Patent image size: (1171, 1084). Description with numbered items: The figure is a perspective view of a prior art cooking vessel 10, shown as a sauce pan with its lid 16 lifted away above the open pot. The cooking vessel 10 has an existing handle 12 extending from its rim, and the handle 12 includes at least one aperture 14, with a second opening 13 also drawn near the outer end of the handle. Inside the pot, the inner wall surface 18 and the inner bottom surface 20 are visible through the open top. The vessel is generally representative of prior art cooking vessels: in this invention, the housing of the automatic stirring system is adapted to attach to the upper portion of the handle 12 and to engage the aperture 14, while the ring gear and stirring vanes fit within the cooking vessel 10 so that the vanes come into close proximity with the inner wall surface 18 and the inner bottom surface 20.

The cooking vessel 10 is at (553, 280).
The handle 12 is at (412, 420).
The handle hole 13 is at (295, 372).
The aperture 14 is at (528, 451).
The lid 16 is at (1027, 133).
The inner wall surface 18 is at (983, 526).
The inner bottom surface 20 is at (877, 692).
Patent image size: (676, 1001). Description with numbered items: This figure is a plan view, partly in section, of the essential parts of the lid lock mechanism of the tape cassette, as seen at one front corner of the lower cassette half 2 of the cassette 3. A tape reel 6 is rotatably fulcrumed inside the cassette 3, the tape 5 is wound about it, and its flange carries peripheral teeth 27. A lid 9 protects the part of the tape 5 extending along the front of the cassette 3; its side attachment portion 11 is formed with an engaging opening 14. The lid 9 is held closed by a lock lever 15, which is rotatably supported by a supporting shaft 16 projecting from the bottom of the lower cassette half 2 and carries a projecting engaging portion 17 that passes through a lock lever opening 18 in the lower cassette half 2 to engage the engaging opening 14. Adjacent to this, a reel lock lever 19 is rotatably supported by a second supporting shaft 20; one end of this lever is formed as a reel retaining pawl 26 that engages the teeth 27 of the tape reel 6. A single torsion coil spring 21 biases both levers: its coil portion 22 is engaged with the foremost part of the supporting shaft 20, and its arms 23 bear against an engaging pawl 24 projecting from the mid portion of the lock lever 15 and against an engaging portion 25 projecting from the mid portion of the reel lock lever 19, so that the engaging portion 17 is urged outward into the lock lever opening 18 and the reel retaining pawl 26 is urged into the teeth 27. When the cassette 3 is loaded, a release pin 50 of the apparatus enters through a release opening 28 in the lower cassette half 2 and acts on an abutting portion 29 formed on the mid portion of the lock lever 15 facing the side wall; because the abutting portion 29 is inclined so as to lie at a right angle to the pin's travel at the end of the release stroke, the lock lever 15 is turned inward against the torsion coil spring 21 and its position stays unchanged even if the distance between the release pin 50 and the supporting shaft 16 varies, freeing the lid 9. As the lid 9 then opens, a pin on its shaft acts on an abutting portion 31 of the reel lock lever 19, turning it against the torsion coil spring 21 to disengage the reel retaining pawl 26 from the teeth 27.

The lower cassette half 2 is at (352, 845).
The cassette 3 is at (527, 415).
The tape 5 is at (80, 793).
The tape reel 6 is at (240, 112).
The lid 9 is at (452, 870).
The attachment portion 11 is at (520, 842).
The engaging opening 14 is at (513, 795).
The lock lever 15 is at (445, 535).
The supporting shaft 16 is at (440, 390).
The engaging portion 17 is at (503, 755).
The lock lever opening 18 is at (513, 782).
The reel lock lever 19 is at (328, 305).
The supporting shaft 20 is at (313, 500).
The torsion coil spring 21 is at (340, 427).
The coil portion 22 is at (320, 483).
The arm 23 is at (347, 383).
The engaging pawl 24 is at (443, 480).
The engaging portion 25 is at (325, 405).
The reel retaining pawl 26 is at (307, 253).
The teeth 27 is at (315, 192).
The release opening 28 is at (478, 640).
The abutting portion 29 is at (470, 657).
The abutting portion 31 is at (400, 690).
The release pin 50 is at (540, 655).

..............................

- _Exercise_
Reproduce every line of the listing above without changing any of it.

- _Written response_
Patent image size: (1171, 1084). Description with numbered items: The figure is a perspective view of a prior art cooking vessel 10, shown as a sauce pan with its lid 16 lifted away above the open pot. The cooking vessel 10 has an existing handle 12 extending from its rim, and the handle 12 includes at least one aperture 14, with a second opening 13 also drawn near the outer end of the handle. Inside the pot, the inner wall surface 18 and the inner bottom surface 20 are visible through the open top. The vessel is generally representative of prior art cooking vessels: in this invention, the housing of the automatic stirring system is adapted to attach to the upper portion of the handle 12 and to engage the aperture 14, while the ring gear and stirring vanes fit within the cooking vessel 10 so that the vanes come into close proximity with the inner wall surface 18 and the inner bottom surface 20.

The cooking vessel 10 is at (553, 280).
The handle 12 is at (412, 420).
The handle hole 13 is at (295, 372).
The aperture 14 is at (528, 451).
The lid 16 is at (1027, 133).
The inner wall surface 18 is at (983, 526).
The inner bottom surface 20 is at (877, 692).
Patent image size: (676, 1001). Description with numbered items: This figure is a plan view, partly in section, of the essential parts of the lid lock mechanism of the tape cassette, as seen at one front corner of the lower cassette half 2 of the cassette 3. A tape reel 6 is rotatably fulcrumed inside the cassette 3, the tape 5 is wound about it, and its flange carries peripheral teeth 27. A lid 9 protects the part of the tape 5 extending along the front of the cassette 3; its side attachment portion 11 is formed with an engaging opening 14. The lid 9 is held closed by a lock lever 15, which is rotatably supported by a supporting shaft 16 projecting from the bottom of the lower cassette half 2 and carries a projecting engaging portion 17 that passes through a lock lever opening 18 in the lower cassette half 2 to engage the engaging opening 14. Adjacent to this, a reel lock lever 19 is rotatably supported by a second supporting shaft 20; one end of this lever is formed as a reel retaining pawl 26 that engages the teeth 27 of the tape reel 6. A single torsion coil spring 21 biases both levers: its coil portion 22 is engaged with the foremost part of the supporting shaft 20, and its arms 23 bear against an engaging pawl 24 projecting from the mid portion of the lock lever 15 and against an engaging portion 25 projecting from the mid portion of the reel lock lever 19, so that the engaging portion 17 is urged outward into the lock lever opening 18 and the reel retaining pawl 26 is urged into the teeth 27. When the cassette 3 is loaded, a release pin 50 of the apparatus enters through a release opening 28 in the lower cassette half 2 and acts on an abutting portion 29 formed on the mid portion of the lock lever 15 facing the side wall; because the abutting portion 29 is inclined so as to lie at a right angle to the pin's travel at the end of the release stroke, the lock lever 15 is turned inward against the torsion coil spring 21 and its position stays unchanged even if the distance between the release pin 50 and the supporting shaft 16 varies, freeing the lid 9. As the lid 9 then opens, a pin on its shaft acts on an abutting portion 31 of the reel lock lever 19, turning it against the torsion coil spring 21 to disengage the reel retaining pawl 26 from the teeth 27.

The lower cassette half 2 is at (352, 845).
The cassette 3 is at (527, 415).
The tape 5 is at (80, 793).
The tape reel 6 is at (240, 112).
The lid 9 is at (452, 870).
The attachment portion 11 is at (520, 842).
The engaging opening 14 is at (513, 795).
The lock lever 15 is at (445, 535).
The supporting shaft 16 is at (440, 390).
The engaging portion 17 is at (503, 755).
The lock lever opening 18 is at (513, 782).
The reel lock lever 19 is at (328, 305).
The supporting shaft 20 is at (313, 500).
The torsion coil spring 21 is at (340, 427).
The coil portion 22 is at (320, 483).
The arm 23 is at (347, 383).
The engaging pawl 24 is at (443, 480).
The engaging portion 25 is at (325, 405).
The reel retaining pawl 26 is at (307, 253).
The teeth 27 is at (315, 192).
The release opening 28 is at (478, 640).
The abutting portion 29 is at (470, 657).
The abutting portion 31 is at (400, 690).
The release pin 50 is at (540, 655).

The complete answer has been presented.